= Brief =
Omit any picture, and return the remaining data exactly as written.
# Start of Dataset content
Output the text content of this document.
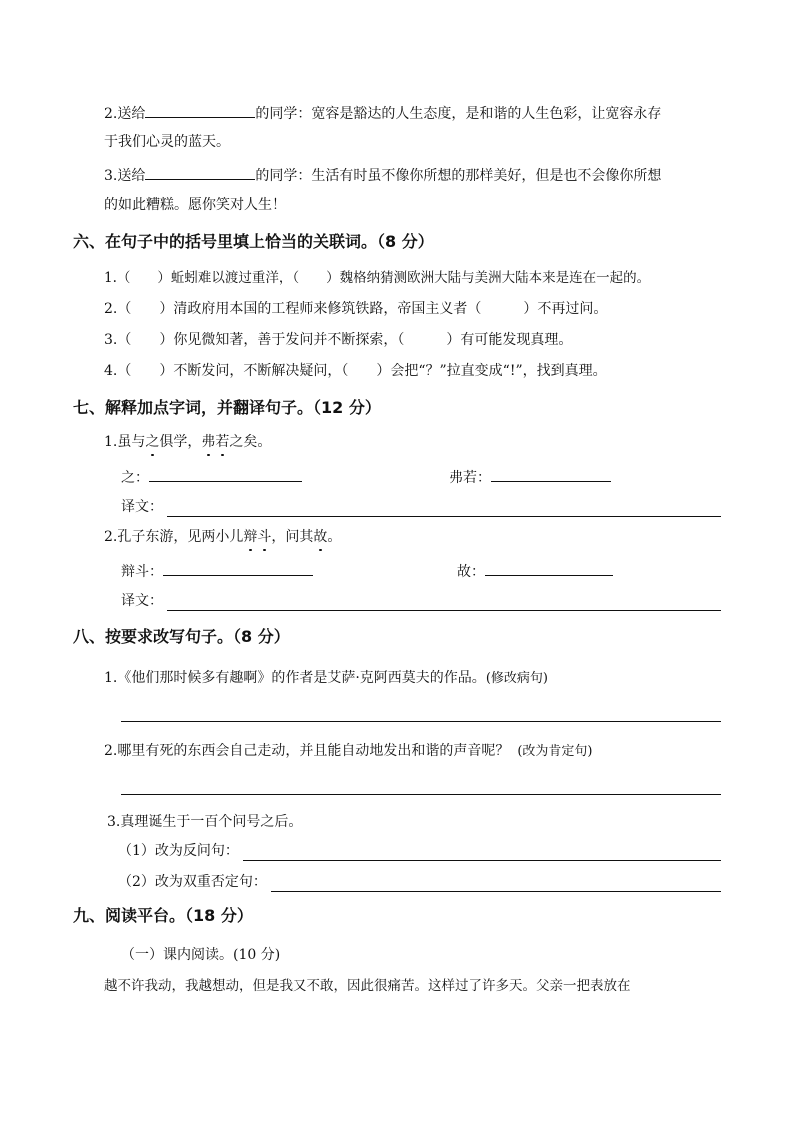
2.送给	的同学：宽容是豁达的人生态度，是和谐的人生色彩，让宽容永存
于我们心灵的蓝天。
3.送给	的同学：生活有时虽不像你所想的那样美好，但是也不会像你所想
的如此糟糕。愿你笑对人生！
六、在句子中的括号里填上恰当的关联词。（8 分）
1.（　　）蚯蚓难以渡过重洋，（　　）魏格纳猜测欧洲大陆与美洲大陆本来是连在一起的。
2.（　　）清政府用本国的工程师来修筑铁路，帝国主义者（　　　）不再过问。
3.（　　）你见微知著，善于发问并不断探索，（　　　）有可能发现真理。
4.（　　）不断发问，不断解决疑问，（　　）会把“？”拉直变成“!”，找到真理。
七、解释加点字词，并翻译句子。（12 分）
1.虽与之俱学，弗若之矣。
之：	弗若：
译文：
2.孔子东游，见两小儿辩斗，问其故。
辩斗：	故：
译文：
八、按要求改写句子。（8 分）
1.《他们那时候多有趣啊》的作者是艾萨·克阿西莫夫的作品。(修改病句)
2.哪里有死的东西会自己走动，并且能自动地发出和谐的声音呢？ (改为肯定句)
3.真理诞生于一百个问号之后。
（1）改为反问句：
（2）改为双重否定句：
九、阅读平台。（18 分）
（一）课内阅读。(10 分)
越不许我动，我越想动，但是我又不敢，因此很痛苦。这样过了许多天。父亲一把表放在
# End of Dataset content
= Exercise answer =
Output the text content of this document.
2.送给	的同学：宽容是豁达的人生态度，是和谐的人生色彩，让宽容永存
于我们心灵的蓝天。
3.送给	的同学：生活有时虽不像你所想的那样美好，但是也不会像你所想
的如此糟糕。愿你笑对人生！
六、在句子中的括号里填上恰当的关联词。（8 分）
1.（　　）蚯蚓难以渡过重洋，（　　）魏格纳猜测欧洲大陆与美洲大陆本来是连在一起的。
2.（　　）清政府用本国的工程师来修筑铁路，帝国主义者（　　　）不再过问。
3.（　　）你见微知著，善于发问并不断探索，（　　　）有可能发现真理。
4.（　　）不断发问，不断解决疑问，（　　）会把“？”拉直变成“!”，找到真理。
七、解释加点字词，并翻译句子。（12 分）
1.虽与之俱学，弗若之矣。
之：	弗若：
译文：
2.孔子东游，见两小儿辩斗，问其故。
辩斗：	故：
译文：
八、按要求改写句子。（8 分）
1.《他们那时候多有趣啊》的作者是艾萨·克阿西莫夫的作品。(修改病句)
2.哪里有死的东西会自己走动，并且能自动地发出和谐的声音呢？ (改为肯定句)
3.真理诞生于一百个问号之后。
（1）改为反问句：
（2）改为双重否定句：
九、阅读平台。（18 分）
（一）课内阅读。(10 分)
越不许我动，我越想动，但是我又不敢，因此很痛苦。这样过了许多天。父亲一把表放在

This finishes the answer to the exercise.